Goal: Set down the line that contains "What data populates" and every line after it to the end of the entries, exactly as they stand and nothing more.

Extracted information:

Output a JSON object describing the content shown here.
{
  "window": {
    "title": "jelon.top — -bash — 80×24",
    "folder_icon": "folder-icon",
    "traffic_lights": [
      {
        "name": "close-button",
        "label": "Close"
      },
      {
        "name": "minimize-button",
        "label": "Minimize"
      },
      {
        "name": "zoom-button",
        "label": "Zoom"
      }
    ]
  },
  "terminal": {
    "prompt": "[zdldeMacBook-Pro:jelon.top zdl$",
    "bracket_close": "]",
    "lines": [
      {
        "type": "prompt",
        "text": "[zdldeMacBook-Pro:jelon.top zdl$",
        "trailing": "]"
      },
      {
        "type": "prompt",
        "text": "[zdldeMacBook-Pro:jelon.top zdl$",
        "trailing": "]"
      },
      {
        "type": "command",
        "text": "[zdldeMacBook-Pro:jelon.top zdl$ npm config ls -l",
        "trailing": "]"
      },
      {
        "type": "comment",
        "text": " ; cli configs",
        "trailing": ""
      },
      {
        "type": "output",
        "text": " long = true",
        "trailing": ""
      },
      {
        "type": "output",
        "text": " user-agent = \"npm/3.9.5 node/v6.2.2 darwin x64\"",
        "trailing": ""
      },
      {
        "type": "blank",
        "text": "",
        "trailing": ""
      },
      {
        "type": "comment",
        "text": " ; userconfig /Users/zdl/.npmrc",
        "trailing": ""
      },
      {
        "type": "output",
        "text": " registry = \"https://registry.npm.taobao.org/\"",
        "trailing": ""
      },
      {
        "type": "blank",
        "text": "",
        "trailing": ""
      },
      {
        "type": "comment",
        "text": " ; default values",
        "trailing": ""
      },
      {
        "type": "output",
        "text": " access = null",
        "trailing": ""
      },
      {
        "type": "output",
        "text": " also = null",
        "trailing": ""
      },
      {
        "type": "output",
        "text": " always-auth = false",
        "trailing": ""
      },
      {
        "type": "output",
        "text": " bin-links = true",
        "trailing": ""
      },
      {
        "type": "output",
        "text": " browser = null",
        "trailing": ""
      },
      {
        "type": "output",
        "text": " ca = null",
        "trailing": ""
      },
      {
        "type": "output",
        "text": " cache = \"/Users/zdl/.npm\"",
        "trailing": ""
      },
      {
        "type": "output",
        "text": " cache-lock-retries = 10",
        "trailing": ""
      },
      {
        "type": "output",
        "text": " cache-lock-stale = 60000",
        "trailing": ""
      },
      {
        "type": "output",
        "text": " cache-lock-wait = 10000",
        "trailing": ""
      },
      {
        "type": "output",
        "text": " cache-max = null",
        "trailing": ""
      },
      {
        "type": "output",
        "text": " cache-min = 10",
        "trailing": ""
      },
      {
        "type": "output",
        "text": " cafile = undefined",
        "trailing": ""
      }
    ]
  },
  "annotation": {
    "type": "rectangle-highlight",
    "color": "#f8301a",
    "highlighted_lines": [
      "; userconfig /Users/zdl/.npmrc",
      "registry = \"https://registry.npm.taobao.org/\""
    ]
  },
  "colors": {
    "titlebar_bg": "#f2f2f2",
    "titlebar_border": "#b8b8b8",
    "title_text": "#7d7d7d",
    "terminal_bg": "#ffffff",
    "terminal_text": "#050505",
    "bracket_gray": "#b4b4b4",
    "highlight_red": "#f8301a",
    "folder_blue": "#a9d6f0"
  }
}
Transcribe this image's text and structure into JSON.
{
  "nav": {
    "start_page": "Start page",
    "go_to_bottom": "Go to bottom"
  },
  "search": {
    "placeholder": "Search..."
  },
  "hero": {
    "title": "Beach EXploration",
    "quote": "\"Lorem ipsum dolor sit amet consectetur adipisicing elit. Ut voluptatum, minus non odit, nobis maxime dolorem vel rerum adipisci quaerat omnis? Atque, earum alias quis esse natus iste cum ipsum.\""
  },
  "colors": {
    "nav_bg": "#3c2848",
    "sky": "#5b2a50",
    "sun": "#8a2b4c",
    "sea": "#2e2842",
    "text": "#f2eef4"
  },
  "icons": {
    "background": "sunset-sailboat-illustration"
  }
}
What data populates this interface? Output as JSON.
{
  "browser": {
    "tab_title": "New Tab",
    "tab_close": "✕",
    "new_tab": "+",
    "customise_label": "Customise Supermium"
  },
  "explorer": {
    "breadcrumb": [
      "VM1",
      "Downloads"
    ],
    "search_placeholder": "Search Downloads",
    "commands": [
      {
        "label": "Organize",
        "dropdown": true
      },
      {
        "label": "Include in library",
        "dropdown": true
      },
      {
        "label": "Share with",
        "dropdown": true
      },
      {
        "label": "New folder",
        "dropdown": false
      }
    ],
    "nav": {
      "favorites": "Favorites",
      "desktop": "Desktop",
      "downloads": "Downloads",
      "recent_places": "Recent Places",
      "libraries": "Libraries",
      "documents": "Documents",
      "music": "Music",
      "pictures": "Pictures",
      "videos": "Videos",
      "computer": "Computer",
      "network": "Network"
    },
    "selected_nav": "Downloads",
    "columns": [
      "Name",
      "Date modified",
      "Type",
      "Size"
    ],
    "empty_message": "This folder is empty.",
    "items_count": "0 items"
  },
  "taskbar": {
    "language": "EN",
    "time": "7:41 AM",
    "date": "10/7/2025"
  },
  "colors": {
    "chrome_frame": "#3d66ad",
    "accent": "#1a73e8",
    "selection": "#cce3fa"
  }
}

Reply:
What data populates this interface? Output as JSON.
{
  "browser": {
    "tab_title": "New Tab",
    "tab_close": "✕",
    "new_tab": "+",
    "customise_label": "Customise Supermium"
  },
  "explorer": {
    "breadcrumb": [
      "VM1",
      "Downloads"
    ],
    "search_placeholder": "Search Downloads",
    "commands": [
      {
        "label": "Organize",
        "dropdown": true
      },
      {
        "label": "Include in library",
        "dropdown": true
      },
      {
        "label": "Share with",
        "dropdown": true
      },
      {
        "label": "New folder",
        "dropdown": false
      }
    ],
    "nav": {
      "favorites": "Favorites",
      "desktop": "Desktop",
      "downloads": "Downloads",
      "recent_places": "Recent Places",
      "libraries": "Libraries",
      "documents": "Documents",
      "music": "Music",
      "pictures": "Pictures",
      "videos": "Videos",
      "computer": "Computer",
      "network": "Network"
    },
    "selected_nav": "Downloads",
    "columns": [
      "Name",
      "Date modified",
      "Type",
      "Size"
    ],
    "empty_message": "This folder is empty.",
    "items_count": "0 items"
  },
  "taskbar": {
    "language": "EN",
    "time": "7:41 AM",
    "date": "10/7/2025"
  },
  "colors": {
    "chrome_frame": "#3d66ad",
    "accent": "#1a73e8",
    "selection": "#cce3fa"
  }
}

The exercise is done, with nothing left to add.